## Exercise aim:
Your task is to copy the listing exactly, with the pictures left out.

-- start --

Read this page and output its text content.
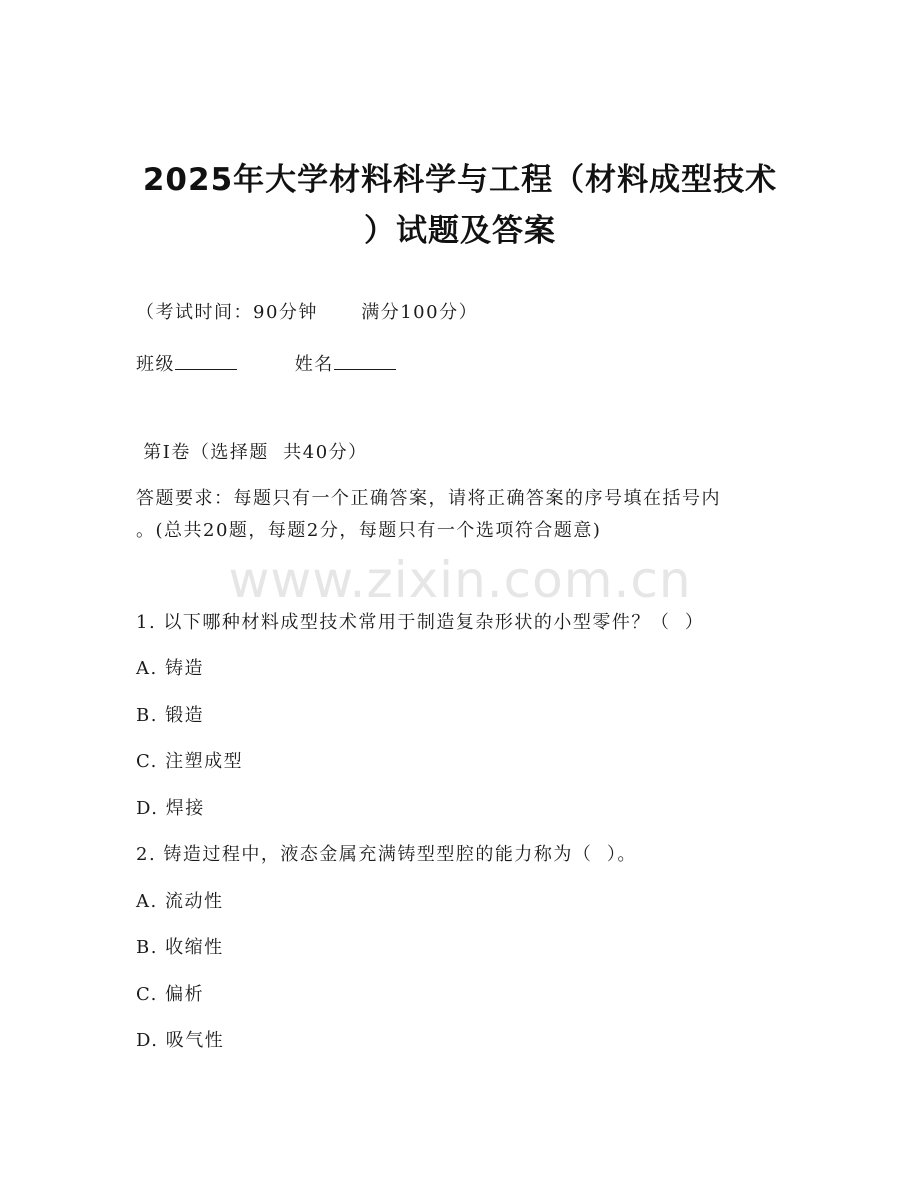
2025年大学材料科学与工程（材料成型技术
）试题及答案
（考试时间：90分钟      满分100分）
班级	姓名
第I卷（选择题  共40分）
答题要求：每题只有一个正确答案，请将正确答案的序号填在括号内
。(总共20题，每题2分，每题只有一个选项符合题意)
www.zixin.com.cn
1. 以下哪种材料成型技术常用于制造复杂形状的小型零件？（  ）
A. 铸造
B. 锻造
C. 注塑成型
D. 焊接
2. 铸造过程中，液态金属充满铸型型腔的能力称为（  ）。
A. 流动性
B. 收缩性
C. 偏析
D. 吸气性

-- end --

## Response to this exercise:
Read this page and output its text content.
2025年大学材料科学与工程（材料成型技术
）试题及答案
（考试时间：90分钟      满分100分）
班级	姓名
第I卷（选择题  共40分）
答题要求：每题只有一个正确答案，请将正确答案的序号填在括号内
。(总共20题，每题2分，每题只有一个选项符合题意)
www.zixin.com.cn
1. 以下哪种材料成型技术常用于制造复杂形状的小型零件？（  ）
A. 铸造
B. 锻造
C. 注塑成型
D. 焊接
2. 铸造过程中，液态金属充满铸型型腔的能力称为（  ）。
A. 流动性
B. 收缩性
C. 偏析
D. 吸气性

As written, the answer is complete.